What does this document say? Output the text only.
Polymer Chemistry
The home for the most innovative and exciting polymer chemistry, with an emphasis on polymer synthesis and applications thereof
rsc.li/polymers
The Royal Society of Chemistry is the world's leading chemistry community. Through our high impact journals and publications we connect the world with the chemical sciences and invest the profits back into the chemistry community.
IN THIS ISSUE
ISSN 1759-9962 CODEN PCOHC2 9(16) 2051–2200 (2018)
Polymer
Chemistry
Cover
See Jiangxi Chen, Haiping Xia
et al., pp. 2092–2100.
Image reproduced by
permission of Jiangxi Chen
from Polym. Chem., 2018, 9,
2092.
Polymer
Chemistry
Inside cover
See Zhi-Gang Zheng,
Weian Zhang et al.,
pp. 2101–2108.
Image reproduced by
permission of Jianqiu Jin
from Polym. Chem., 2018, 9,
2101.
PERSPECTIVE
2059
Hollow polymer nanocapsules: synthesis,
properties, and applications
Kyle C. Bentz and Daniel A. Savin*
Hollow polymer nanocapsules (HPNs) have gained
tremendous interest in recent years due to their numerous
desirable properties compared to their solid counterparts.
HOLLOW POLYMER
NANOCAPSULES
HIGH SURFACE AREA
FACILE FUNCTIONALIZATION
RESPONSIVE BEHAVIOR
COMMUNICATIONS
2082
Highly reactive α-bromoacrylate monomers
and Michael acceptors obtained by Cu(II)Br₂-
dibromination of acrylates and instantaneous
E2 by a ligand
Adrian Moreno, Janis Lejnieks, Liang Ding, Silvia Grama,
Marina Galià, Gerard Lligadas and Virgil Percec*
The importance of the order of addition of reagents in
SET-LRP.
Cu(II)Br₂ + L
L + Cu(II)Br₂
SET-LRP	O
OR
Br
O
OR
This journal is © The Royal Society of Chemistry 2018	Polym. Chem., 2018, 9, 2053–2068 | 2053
- - - -
▶ _TASK GOAL_
Copy out the full material exactly as it appears.

▶ _CORRECT ANSWER_
What does this document say? Output the text only.
Polymer Chemistry
The home for the most innovative and exciting polymer chemistry, with an emphasis on polymer synthesis and applications thereof
rsc.li/polymers
The Royal Society of Chemistry is the world's leading chemistry community. Through our high impact journals and publications we connect the world with the chemical sciences and invest the profits back into the chemistry community.
IN THIS ISSUE
ISSN 1759-9962 CODEN PCOHC2 9(16) 2051–2200 (2018)
Polymer
Chemistry
Cover
See Jiangxi Chen, Haiping Xia
et al., pp. 2092–2100.
Image reproduced by
permission of Jiangxi Chen
from Polym. Chem., 2018, 9,
2092.
Polymer
Chemistry
Inside cover
See Zhi-Gang Zheng,
Weian Zhang et al.,
pp. 2101–2108.
Image reproduced by
permission of Jianqiu Jin
from Polym. Chem., 2018, 9,
2101.
PERSPECTIVE
2059
Hollow polymer nanocapsules: synthesis,
properties, and applications
Kyle C. Bentz and Daniel A. Savin*
Hollow polymer nanocapsules (HPNs) have gained
tremendous interest in recent years due to their numerous
desirable properties compared to their solid counterparts.
HOLLOW POLYMER
NANOCAPSULES
HIGH SURFACE AREA
FACILE FUNCTIONALIZATION
RESPONSIVE BEHAVIOR
COMMUNICATIONS
2082
Highly reactive α-bromoacrylate monomers
and Michael acceptors obtained by Cu(II)Br₂-
dibromination of acrylates and instantaneous
E2 by a ligand
Adrian Moreno, Janis Lejnieks, Liang Ding, Silvia Grama,
Marina Galià, Gerard Lligadas and Virgil Percec*
The importance of the order of addition of reagents in
SET-LRP.
Cu(II)Br₂ + L
L + Cu(II)Br₂
SET-LRP	O
OR
Br
O
OR
This journal is © The Royal Society of Chemistry 2018	Polym. Chem., 2018, 9, 2053–2068 | 2053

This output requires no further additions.